**Instructions for the task**:
Continue the Chapel question on how whole-array statements are parallelized, picking up right after its last line.

--- BEGIN Text shown ---

Is there a way to customize the default parallelization behavior of whole-array statements in Chapel?

Question

According to the available documentation for Chapel, (whole-)array statements like

A = B + alpha * C;   // with A, B, and C being arrays, and alpha some scalar

are implemented in the language as the following forall iteration:

forall (a,b,c) in zip(A,B,C) do
   a = b + alpha * c;

Thus, array statements are by default executed by a team of parallel threads. Unfortunately, this also seems to completely preclude the (either partial or complete) vectorization of such statements. This can lead to performance surprises for programmers who are used to languages like Fortran or Python/Numpy (where the default behavior typically is to have array statements be only vectorized).

For codes that use (whole-)array statements with arrays of small to moderate size, the loss of vectorization (confirmed by Linux hardware performance counters) and the significant overhead inherent to parallel threads (which are unsuited to effectively exploit the fine-grained data-parallelism available in such problems) can result in significant loss of performance. As an example consider the following versions of Jacobi iteration that all solve the same problem on a domain of 300 x 300 zones:

Jacobi_1 employs array-statements, as follows:

/*
 *  Jacobi_1
 *
 *  This program (adapted from the Chapel distribution) performs
 *  niter iterations of the Jacobi method for the Laplace equation
 *  using (whole-)array statements.
 *
 */

config var n = 300;                  // size of n x n grid
config var niter = 10000;            // number of iterations to perform

proc main() {

  const Domain = {0..n+1,0..n+1};    // domain including boundary points

  var iteration = 0;                 // iteration counter
  var X, XNew: [Domain] real = 0.0;  // declare arrays: 
                                     //   X stores approximate solution
                                     //   XNew stores the next solution  
  X[n+1,1..n] = 1.0;                 // Set south boundary values to 1.0

  do {

    // compute next approximation
    XNew[1..n,1..n] =
      ( X[0..n-1,1..n] + X[2..n+1,1..n] +
        X[1..n,2..n+1] + X[1..n,0..n-1] ) / 4.0;

    // update X with next approximation
    X[1..n,1..n] = XNew[1..n,1..n];

    // advance iteration counter
    iteration += 1;

  } while (iteration < niter);

  writeln("Jacobi computation complete.");
  writeln("# of iterations: ", iteration);

} // main

Jacobi_2 employs serial for-loops throughout (i.e. only (auto-)vectorization by the back-end C-compiler is allowed):

/*
 *  Jacobi_2
 *
 *  This program (adapted from the Chapel distribution) performs
 *  niter iterations of the Jacobi method for the Laplace equation
 *  using (serial) for-loops.

--- END Text shown ---
--- BEGIN Provided material ---

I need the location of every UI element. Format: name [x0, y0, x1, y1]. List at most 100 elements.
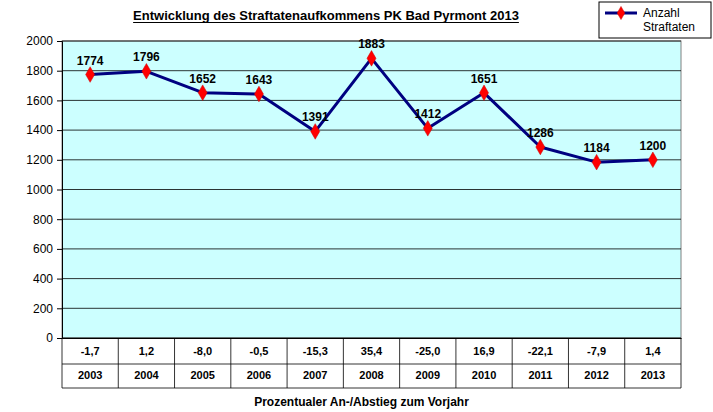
chart-title: Entwicklung des Straftatenaufkommens PK …	[133, 8, 519, 23]
data-label: 1651	[471, 72, 498, 86]
data-labels: 1774179616521643139118831412165112861184…	[77, 37, 667, 155]
y-tick-label: 1000	[26, 183, 53, 197]
grid-line	[62, 219, 681, 220]
y-tick: 1600	[26, 94, 62, 108]
x-tick: 2008	[359, 338, 383, 381]
y-tick-mark	[57, 308, 62, 309]
y-tick-mark	[57, 100, 62, 101]
y-tick-label: 1200	[26, 153, 53, 167]
y-tick: 1800	[26, 64, 62, 78]
y-tick: 1000	[26, 183, 62, 197]
category-separator	[455, 338, 456, 388]
y-tick: 0	[46, 331, 62, 345]
legend: AnzahlStraftaten	[599, 2, 711, 38]
table-row-line	[62, 388, 681, 389]
y-tick: 1200	[26, 153, 62, 167]
series-line	[90, 58, 653, 162]
x-tick: 2010	[472, 338, 496, 381]
legend-label: AnzahlStraftaten	[643, 6, 695, 34]
x-tick-label: 2011	[528, 369, 552, 381]
grid-line	[62, 100, 681, 101]
grid-line	[62, 130, 681, 131]
category-separator	[681, 338, 682, 388]
y-tick-mark	[57, 190, 62, 191]
grid-line	[62, 189, 681, 190]
chart: 0200400600800100012001400160018002000-1,…	[0, 0, 713, 412]
data-point	[311, 124, 320, 140]
x-axis: 2003200420052006200720082009201020112012…	[63, 338, 682, 381]
y-tick-mark	[57, 249, 62, 250]
x-tick-label: 2013	[641, 369, 665, 381]
category-separator	[287, 338, 288, 388]
grid-line	[62, 278, 681, 279]
y-tick: 1400	[26, 123, 62, 137]
data-label: 1652	[189, 72, 216, 86]
x-tick: 2003	[78, 338, 102, 381]
y-tick: 600	[33, 242, 62, 256]
y-tick: 800	[33, 213, 62, 227]
change-label: -8,0	[193, 345, 212, 357]
change-label: 1,4	[645, 345, 661, 357]
x-axis-line	[63, 338, 682, 339]
y-tick-mark	[57, 338, 62, 339]
data-point	[367, 51, 376, 67]
change-label: 1,2	[139, 345, 154, 357]
legend-marker	[617, 6, 625, 19]
data-point	[592, 154, 601, 170]
y-tick-label: 1800	[26, 64, 53, 78]
data-label: 1286	[527, 126, 554, 140]
category-separator	[512, 338, 513, 388]
y-tick-mark	[57, 130, 62, 131]
change-label: 35,4	[361, 345, 383, 357]
data-point	[423, 121, 432, 137]
y-tick-label: 2000	[26, 34, 53, 48]
x-tick-label: 2003	[78, 369, 102, 381]
y-tick-label: 200	[33, 302, 53, 316]
x-tick-label: 2010	[472, 369, 496, 381]
category-separator	[62, 338, 63, 388]
y-tick-mark	[57, 279, 62, 280]
table-row-line	[62, 364, 681, 365]
change-label: 16,9	[473, 345, 494, 357]
x-tick-label: 2006	[247, 369, 271, 381]
y-tick-label: 800	[33, 213, 53, 227]
x-tick: 2007	[303, 338, 327, 381]
y-tick: 200	[33, 302, 62, 316]
y-tick-mark	[57, 219, 62, 220]
change-label: -15,3	[303, 345, 328, 357]
data-label: 1643	[246, 73, 273, 87]
data-point	[86, 67, 95, 83]
grid	[62, 41, 681, 338]
category-separator	[343, 338, 344, 388]
change-label: -25,0	[415, 345, 440, 357]
data-label: 1200	[640, 139, 667, 153]
y-tick: 400	[33, 272, 62, 286]
y-tick-mark	[57, 160, 62, 161]
category-separator	[174, 338, 175, 388]
data-label: 1391	[302, 110, 329, 124]
grid-line	[62, 248, 681, 249]
x-tick: 2006	[247, 338, 271, 381]
data-label: 1883	[358, 37, 385, 51]
change-label: -7,9	[587, 345, 606, 357]
y-tick-label: 1600	[26, 94, 53, 108]
data-label: 1412	[414, 107, 441, 121]
change-label: -0,5	[249, 345, 268, 357]
x-tick-label: 2007	[303, 369, 327, 381]
x-tick-label: 2005	[190, 369, 214, 381]
grid-line	[62, 70, 681, 71]
y-tick-label: 0	[46, 331, 53, 345]
legend-box	[599, 2, 711, 38]
data-point	[142, 64, 151, 80]
data-point	[198, 85, 207, 101]
x-tick-label: 2009	[416, 369, 440, 381]
y-tick-mark	[57, 41, 62, 42]
data-point	[536, 139, 545, 155]
x-tick: 2013	[641, 338, 665, 381]
y-tick: 2000	[26, 34, 62, 48]
category-separator	[568, 338, 569, 388]
y-tick-label: 1400	[26, 123, 53, 137]
category-separator	[230, 338, 231, 388]
x-tick: 2004	[134, 338, 159, 381]
y-tick-label: 400	[33, 272, 53, 286]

--- END Provided material ---

**The output**:
 *
 */

config var n = 300;                  // size of n x n grid
config var niter = 10000;            // number of iterations to perform

proc main() {

  const Domain = {0..n+1,0..n+1};    // domain including boundary points

  var iteration = 0;                 // iteration counter
  var X, XNew: [Domain] real = 0.0;  // declare arrays: 
                                     //   X stores approximate solution
                                     //   XNew stores the next solution  
  for j in 1..n do
    X[n+1,j] = 1.0;                  // Set south boundary values to 1.0

  do {

    // compute next approximation
    for i in 1..n do
      for j in 1..n do  
        XNew[i,j] = ( X[i-1,j] + X[i+1,j] +
                      X[i,j+1] + X[i,j-1] ) / 4.0;

    // update X with next approximation
    for i in 1..n do
      for j in 1..n do
        X[i,j] = XNew[i,j];

    // advance iteration counter
    iteration += 1;

  } while (iteration < niter);

  writeln("Jacobi computation complete.");
  writeln("# of iterations: ", iteration);

} // main

Jacobi_3, finally, has the innermost loops vectorized and only the outermost loops threaded:

/*
 *  Jacobi_3
 *
 *  This program (adapted from the Chapel distribution) performs
 *  niter iterations of the Jacobi method for the Laplace equation
 *  using both parallel and serial (vectorized) loops.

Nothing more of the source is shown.